Entries taken from a collection:
______
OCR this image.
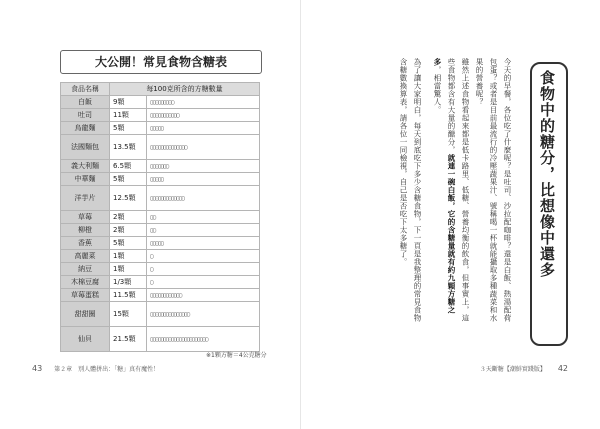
大公開！常見食物含糖表
食品名稱	每100克所含的方糖數量	
白飯	9顆	▢▢▢▢▢▢▢▢▢
吐司	11顆	▢▢▢▢▢▢▢▢▢▢▢
烏龍麵	5顆	▢▢▢▢▢
法國麵包	13.5顆	▢▢▢▢▢▢▢▢▢▢▢▢▢▢
義大利麵	6.5顆	▢▢▢▢▢▢▢
中華麵	5顆	▢▢▢▢▢
洋芋片	12.5顆	▢▢▢▢▢▢▢▢▢▢▢▢▢
草莓	2顆	▢▢
柳橙	2顆	▢▢
香蕉	5顆	▢▢▢▢▢
高麗菜	1顆	▢
納豆	1顆	▢
木棉豆腐	1/3顆	▢
草莓蛋糕	11.5顆	▢▢▢▢▢▢▢▢▢▢▢▢
甜甜圈	15顆	▢▢▢▢▢▢▢▢▢▢▢▢▢▢▢
仙貝	21.5顆	▢▢▢▢▢▢▢▢▢▢▢▢▢▢▢▢▢▢▢▢▢▢
※1顆方糖＝4公克糖分
43 第２章　別人體拼出：「糖」真有魔性！
食物中的糖分，比想像中還多

今天的早餐，各位吃了什麼呢？是吐司、沙拉配咖啡？還是白飯、熱湯配荷包蛋？或者是目前最流行的冷壓蔬果汁、號稱喝一杯就能攝取多種蔬菜和水果的營養呢？

雖然上述食物看起來都是低卡路里、低糖、營養均衡的飲食，但事實上，這些食物都含有大量的醣分，就連一碗白飯，它的含糖量就有約九顆方糖之多，相當驚人。

為了讓大家明白，每天到底吃下多少含糖食物，下一頁是我整理的常見食物含糖數換算表，請各位一同檢視，自己是否吃下太多糖了。

３天斷糖【潮鮮實踐版】 42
______
■ Required task ■
The records above are to be reproduced exactly; the pictures are to be left out.

■ Solution for this problem ■
OCR this image.
大公開！常見食物含糖表
食品名稱	每100克所含的方糖數量	
白飯	9顆	▢▢▢▢▢▢▢▢▢
吐司	11顆	▢▢▢▢▢▢▢▢▢▢▢
烏龍麵	5顆	▢▢▢▢▢
法國麵包	13.5顆	▢▢▢▢▢▢▢▢▢▢▢▢▢▢
義大利麵	6.5顆	▢▢▢▢▢▢▢
中華麵	5顆	▢▢▢▢▢
洋芋片	12.5顆	▢▢▢▢▢▢▢▢▢▢▢▢▢
草莓	2顆	▢▢
柳橙	2顆	▢▢
香蕉	5顆	▢▢▢▢▢
高麗菜	1顆	▢
納豆	1顆	▢
木棉豆腐	1/3顆	▢
草莓蛋糕	11.5顆	▢▢▢▢▢▢▢▢▢▢▢▢
甜甜圈	15顆	▢▢▢▢▢▢▢▢▢▢▢▢▢▢▢
仙貝	21.5顆	▢▢▢▢▢▢▢▢▢▢▢▢▢▢▢▢▢▢▢▢▢▢
※1顆方糖＝4公克糖分
43 第２章　別人體拼出：「糖」真有魔性！
食物中的糖分，比想像中還多

今天的早餐，各位吃了什麼呢？是吐司、沙拉配咖啡？還是白飯、熱湯配荷包蛋？或者是目前最流行的冷壓蔬果汁、號稱喝一杯就能攝取多種蔬菜和水果的營養呢？

雖然上述食物看起來都是低卡路里、低糖、營養均衡的飲食，但事實上，這些食物都含有大量的醣分，就連一碗白飯，它的含糖量就有約九顆方糖之多，相當驚人。

為了讓大家明白，每天到底吃下多少含糖食物，下一頁是我整理的常見食物含糖數換算表，請各位一同檢視，自己是否吃下太多糖了。

３天斷糖【潮鮮實踐版】 42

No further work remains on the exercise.